## Directive
Output the material beneath this task exactly, images excluded.

## Dataset entries
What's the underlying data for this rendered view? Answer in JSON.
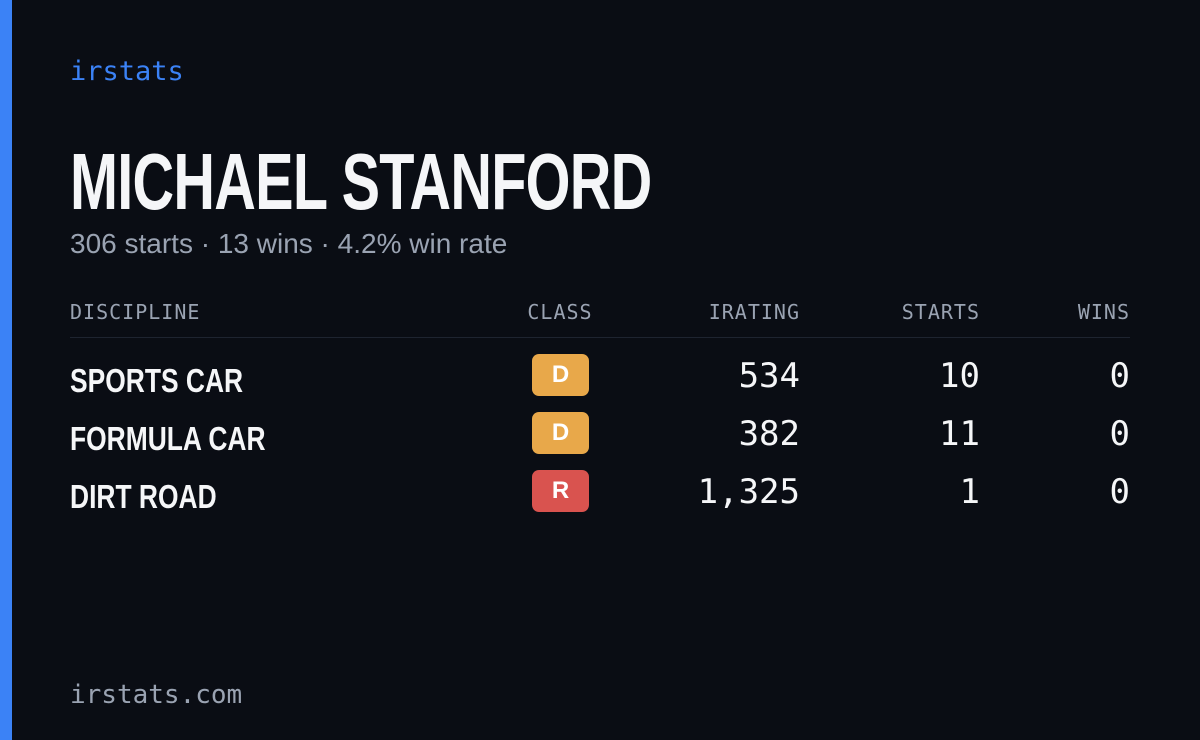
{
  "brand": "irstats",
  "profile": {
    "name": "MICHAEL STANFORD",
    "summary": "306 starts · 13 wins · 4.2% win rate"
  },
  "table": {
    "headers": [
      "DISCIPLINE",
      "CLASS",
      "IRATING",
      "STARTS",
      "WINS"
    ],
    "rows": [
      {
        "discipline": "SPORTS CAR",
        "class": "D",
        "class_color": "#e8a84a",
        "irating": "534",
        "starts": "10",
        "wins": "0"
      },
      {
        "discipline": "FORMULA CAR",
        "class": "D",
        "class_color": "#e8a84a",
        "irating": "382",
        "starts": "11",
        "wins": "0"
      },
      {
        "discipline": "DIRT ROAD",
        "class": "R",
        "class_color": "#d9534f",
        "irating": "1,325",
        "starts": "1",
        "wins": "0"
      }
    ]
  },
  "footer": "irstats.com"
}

## Written answer
What's the underlying data for this rendered view? Answer in JSON.
{
  "brand": "irstats",
  "profile": {
    "name": "MICHAEL STANFORD",
    "summary": "306 starts · 13 wins · 4.2% win rate"
  },
  "table": {
    "headers": [
      "DISCIPLINE",
      "CLASS",
      "IRATING",
      "STARTS",
      "WINS"
    ],
    "rows": [
      {
        "discipline": "SPORTS CAR",
        "class": "D",
        "class_color": "#e8a84a",
        "irating": "534",
        "starts": "10",
        "wins": "0"
      },
      {
        "discipline": "FORMULA CAR",
        "class": "D",
        "class_color": "#e8a84a",
        "irating": "382",
        "starts": "11",
        "wins": "0"
      },
      {
        "discipline": "DIRT ROAD",
        "class": "R",
        "class_color": "#d9534f",
        "irating": "1,325",
        "starts": "1",
        "wins": "0"
      }
    ]
  },
  "footer": "irstats.com"
}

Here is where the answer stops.